## begin EXERCISE INPUTS

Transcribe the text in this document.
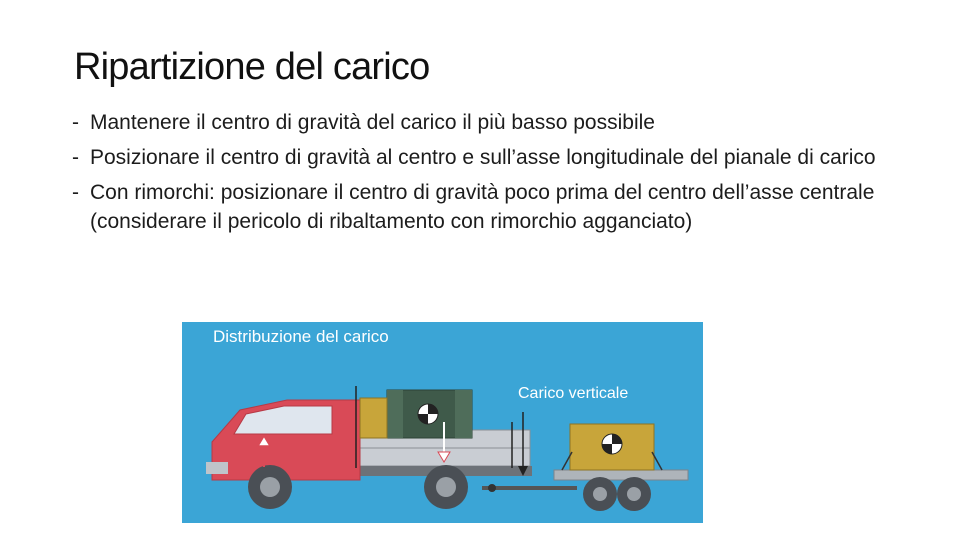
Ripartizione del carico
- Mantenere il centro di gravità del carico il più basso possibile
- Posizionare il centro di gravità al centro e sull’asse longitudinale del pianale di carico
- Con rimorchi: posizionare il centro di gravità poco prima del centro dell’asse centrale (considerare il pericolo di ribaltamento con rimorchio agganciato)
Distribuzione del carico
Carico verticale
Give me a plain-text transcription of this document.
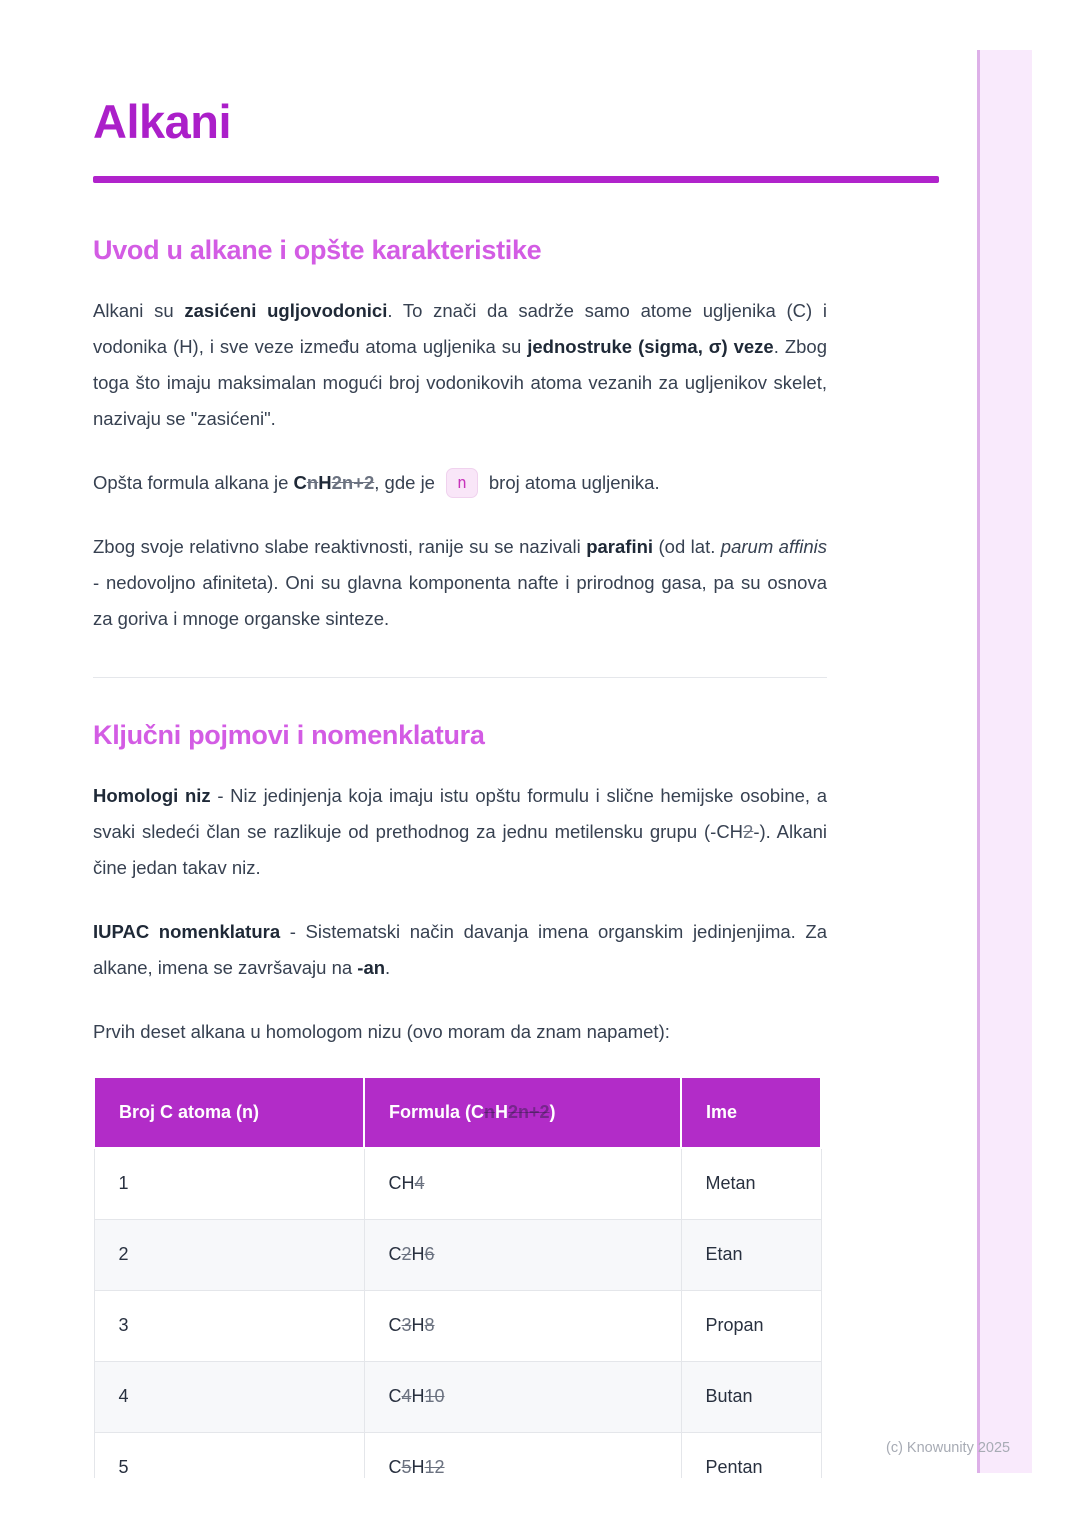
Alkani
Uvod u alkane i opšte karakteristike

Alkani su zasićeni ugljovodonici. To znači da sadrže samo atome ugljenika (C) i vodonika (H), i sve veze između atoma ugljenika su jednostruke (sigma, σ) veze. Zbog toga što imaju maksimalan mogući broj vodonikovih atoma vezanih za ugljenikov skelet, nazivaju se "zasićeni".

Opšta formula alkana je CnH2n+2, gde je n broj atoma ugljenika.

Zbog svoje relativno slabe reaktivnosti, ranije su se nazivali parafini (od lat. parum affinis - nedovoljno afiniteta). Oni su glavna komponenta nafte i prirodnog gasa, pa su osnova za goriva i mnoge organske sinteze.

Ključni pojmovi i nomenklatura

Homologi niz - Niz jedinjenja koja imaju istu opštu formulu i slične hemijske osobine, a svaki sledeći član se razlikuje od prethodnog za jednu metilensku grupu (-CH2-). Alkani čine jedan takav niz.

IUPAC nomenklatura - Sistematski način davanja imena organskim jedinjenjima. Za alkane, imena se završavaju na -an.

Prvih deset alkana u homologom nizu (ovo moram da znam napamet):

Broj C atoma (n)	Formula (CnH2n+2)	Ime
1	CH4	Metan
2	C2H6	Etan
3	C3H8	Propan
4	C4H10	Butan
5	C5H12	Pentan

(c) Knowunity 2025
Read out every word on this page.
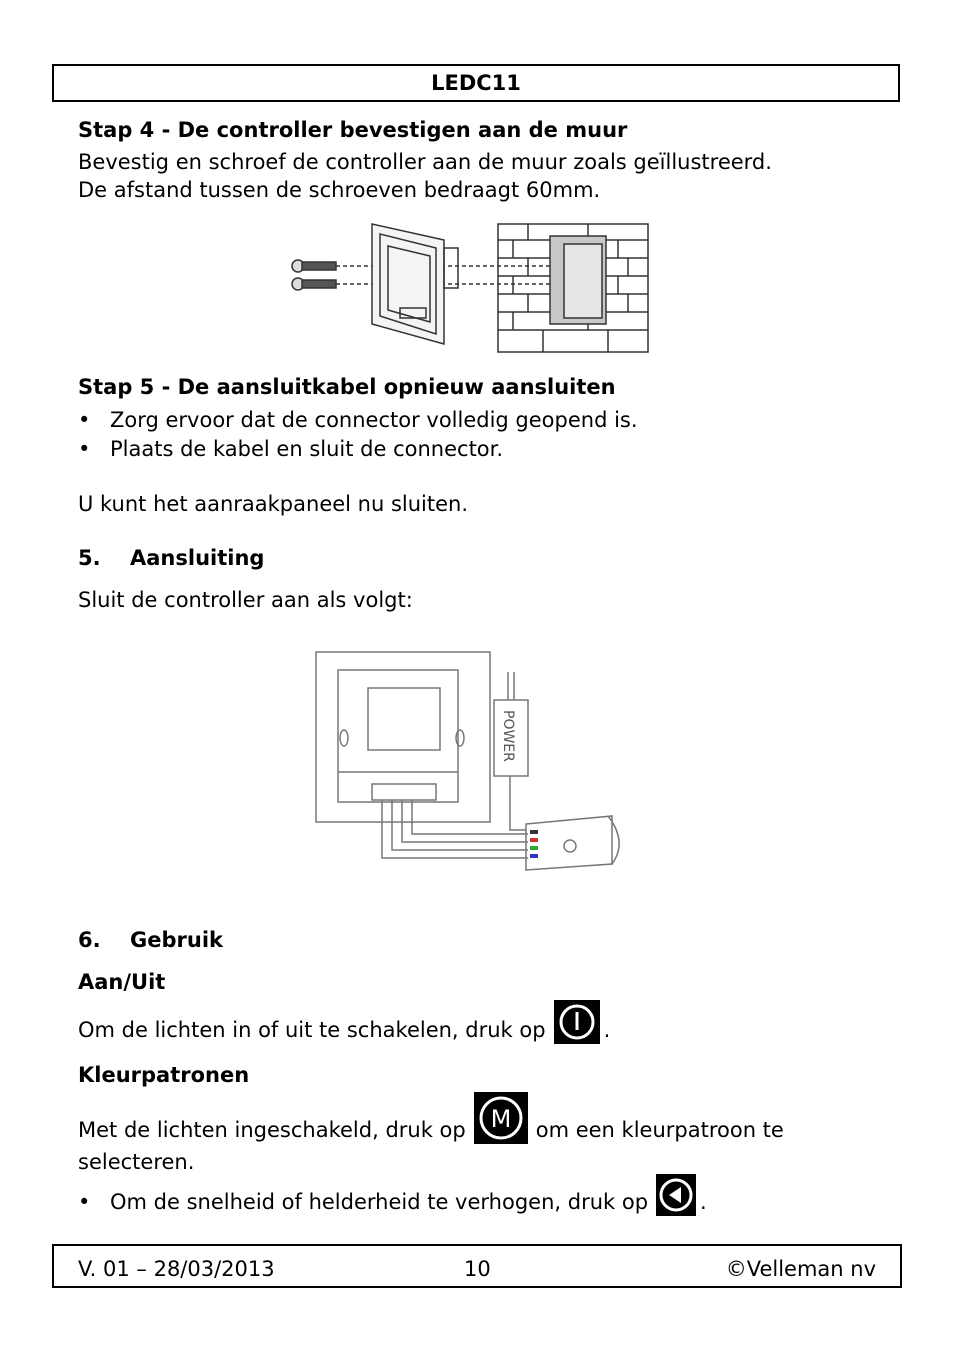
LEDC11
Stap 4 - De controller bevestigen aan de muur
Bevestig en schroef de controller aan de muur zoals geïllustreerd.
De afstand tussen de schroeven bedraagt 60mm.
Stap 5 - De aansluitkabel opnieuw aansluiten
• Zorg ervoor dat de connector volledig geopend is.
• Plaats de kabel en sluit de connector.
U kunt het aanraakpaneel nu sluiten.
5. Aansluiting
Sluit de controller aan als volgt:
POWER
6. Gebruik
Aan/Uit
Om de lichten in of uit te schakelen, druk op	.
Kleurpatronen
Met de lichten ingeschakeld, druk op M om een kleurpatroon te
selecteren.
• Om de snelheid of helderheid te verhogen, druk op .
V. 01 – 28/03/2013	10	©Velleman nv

## end EXERCISE INPUTS
## begin EXERCISE INPUTS

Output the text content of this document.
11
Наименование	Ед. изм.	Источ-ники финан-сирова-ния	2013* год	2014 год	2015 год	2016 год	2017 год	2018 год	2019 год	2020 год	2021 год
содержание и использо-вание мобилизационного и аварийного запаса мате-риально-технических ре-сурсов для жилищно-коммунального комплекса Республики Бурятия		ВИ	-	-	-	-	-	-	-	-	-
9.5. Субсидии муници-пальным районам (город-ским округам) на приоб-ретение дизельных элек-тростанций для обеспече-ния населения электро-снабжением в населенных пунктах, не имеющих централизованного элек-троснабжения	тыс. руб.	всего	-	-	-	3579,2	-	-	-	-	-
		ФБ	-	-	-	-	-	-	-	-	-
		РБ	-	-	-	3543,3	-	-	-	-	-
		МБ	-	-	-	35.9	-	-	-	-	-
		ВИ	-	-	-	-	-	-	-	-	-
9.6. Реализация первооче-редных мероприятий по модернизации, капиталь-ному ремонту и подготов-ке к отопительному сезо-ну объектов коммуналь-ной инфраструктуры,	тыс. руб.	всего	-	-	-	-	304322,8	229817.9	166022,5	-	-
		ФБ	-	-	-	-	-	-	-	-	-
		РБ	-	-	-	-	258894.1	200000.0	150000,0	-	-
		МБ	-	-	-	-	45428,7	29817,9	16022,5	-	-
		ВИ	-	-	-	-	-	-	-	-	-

## end EXERCISE INPUTS
## begin EXERCISE INPUTS

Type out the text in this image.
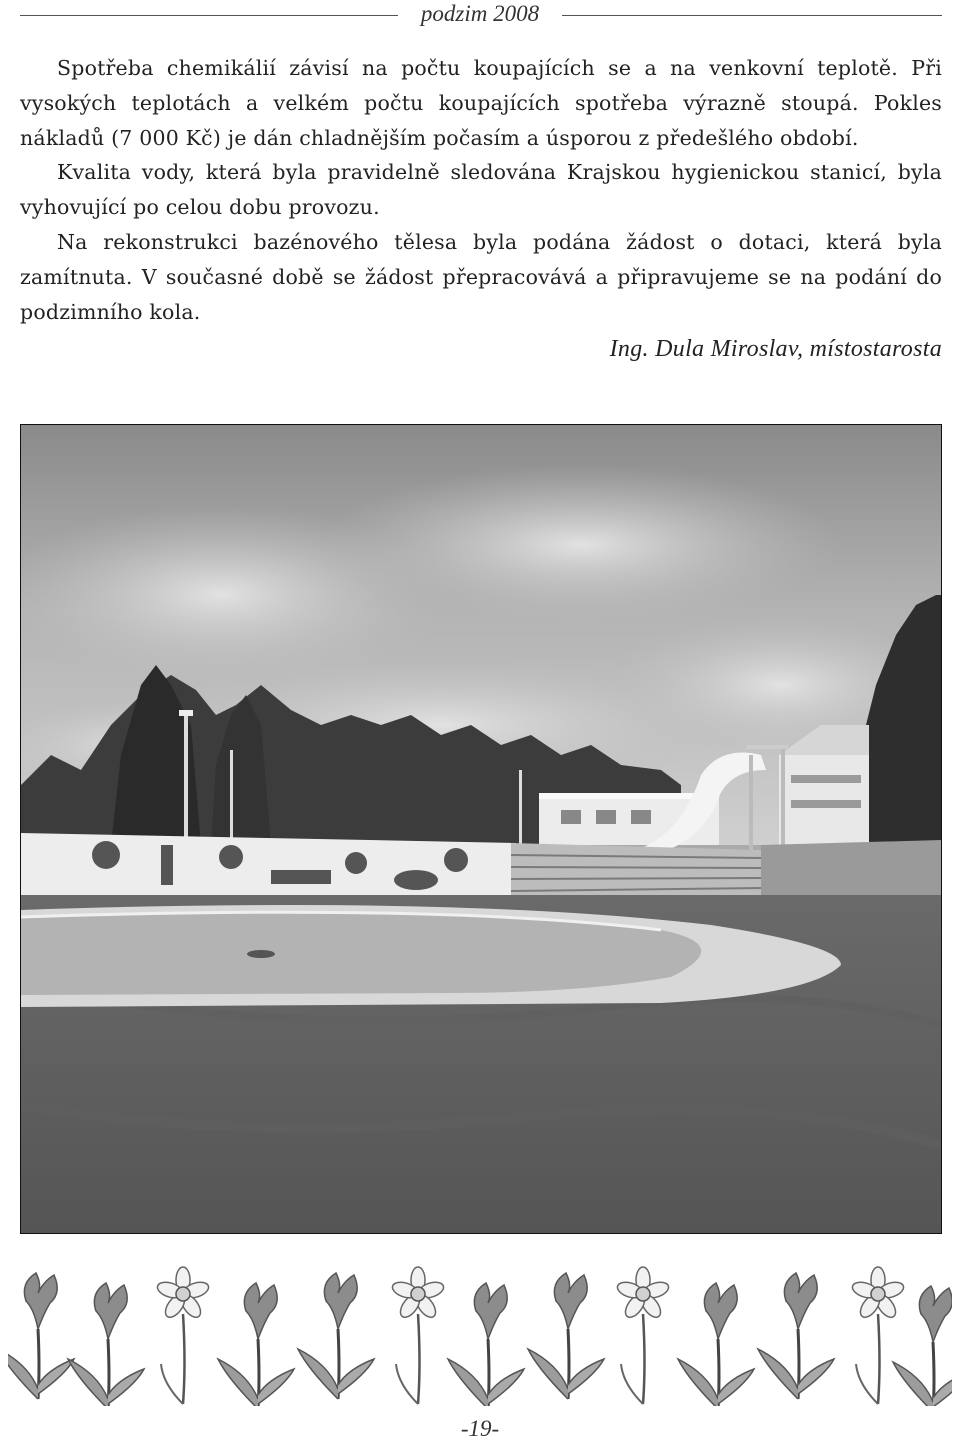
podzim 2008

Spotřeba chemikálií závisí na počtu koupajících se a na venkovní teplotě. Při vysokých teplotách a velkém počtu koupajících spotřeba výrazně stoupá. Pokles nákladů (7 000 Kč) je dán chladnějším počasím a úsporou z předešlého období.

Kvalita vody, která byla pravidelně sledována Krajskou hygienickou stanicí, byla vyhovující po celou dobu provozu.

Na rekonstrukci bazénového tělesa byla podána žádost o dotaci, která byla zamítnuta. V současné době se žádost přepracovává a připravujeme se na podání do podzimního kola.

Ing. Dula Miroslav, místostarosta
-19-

## end EXERCISE INPUTS

### WHAT THE EXERCISE ASKS
Find every line above that contains the word "atoma", and return each one.

### SOLUTION
Alkani su zasićeni ugljovodonici. To znači da sadrže samo atome ugljenika (C) i vodonika (H), i sve veze između atoma ugljenika su jednostruke (sigma, σ) veze. Zbog toga što imaju maksimalan mogući broj vodonikovih atoma vezanih za ugljenikov skelet, nazivaju se "zasićeni".
Opšta formula alkana je CnH2n+2, gde je n broj atoma ugljenika.
Broj C atoma (n)	Formula (CnH2n+2)	Ime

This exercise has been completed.